_TO DO_:
Restate the whole listing exactly.

[Lines of data]
· · · · ·
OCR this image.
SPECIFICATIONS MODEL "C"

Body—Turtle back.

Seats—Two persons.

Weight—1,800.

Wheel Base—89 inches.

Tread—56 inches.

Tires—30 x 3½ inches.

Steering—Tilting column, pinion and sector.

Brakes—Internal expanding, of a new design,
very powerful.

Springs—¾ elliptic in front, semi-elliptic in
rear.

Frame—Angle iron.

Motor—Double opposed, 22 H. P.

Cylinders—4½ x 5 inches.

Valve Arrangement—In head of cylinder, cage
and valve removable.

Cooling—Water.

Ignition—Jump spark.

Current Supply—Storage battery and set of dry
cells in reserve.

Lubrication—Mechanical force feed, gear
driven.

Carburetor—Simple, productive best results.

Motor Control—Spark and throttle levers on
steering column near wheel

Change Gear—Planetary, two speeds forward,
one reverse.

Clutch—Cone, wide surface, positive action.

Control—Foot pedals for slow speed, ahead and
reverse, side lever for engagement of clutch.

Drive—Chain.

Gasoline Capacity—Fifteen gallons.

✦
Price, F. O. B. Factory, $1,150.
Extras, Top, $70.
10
· · · · ·
_THE COMPLETED TASK_:
OCR this image.
SPECIFICATIONS MODEL "C"

Body—Turtle back.

Seats—Two persons.

Weight—1,800.

Wheel Base—89 inches.

Tread—56 inches.

Tires—30 x 3½ inches.

Steering—Tilting column, pinion and sector.

Brakes—Internal expanding, of a new design,
very powerful.

Springs—¾ elliptic in front, semi-elliptic in
rear.

Frame—Angle iron.

Motor—Double opposed, 22 H. P.

Cylinders—4½ x 5 inches.

Valve Arrangement—In head of cylinder, cage
and valve removable.

Cooling—Water.

Ignition—Jump spark.

Current Supply—Storage battery and set of dry
cells in reserve.

Lubrication—Mechanical force feed, gear
driven.

Carburetor—Simple, productive best results.

Motor Control—Spark and throttle levers on
steering column near wheel

Change Gear—Planetary, two speeds forward,
one reverse.

Clutch—Cone, wide surface, positive action.

Control—Foot pedals for slow speed, ahead and
reverse, side lever for engagement of clutch.

Drive—Chain.

Gasoline Capacity—Fifteen gallons.

✦
Price, F. O. B. Factory, $1,150.
Extras, Top, $70.
10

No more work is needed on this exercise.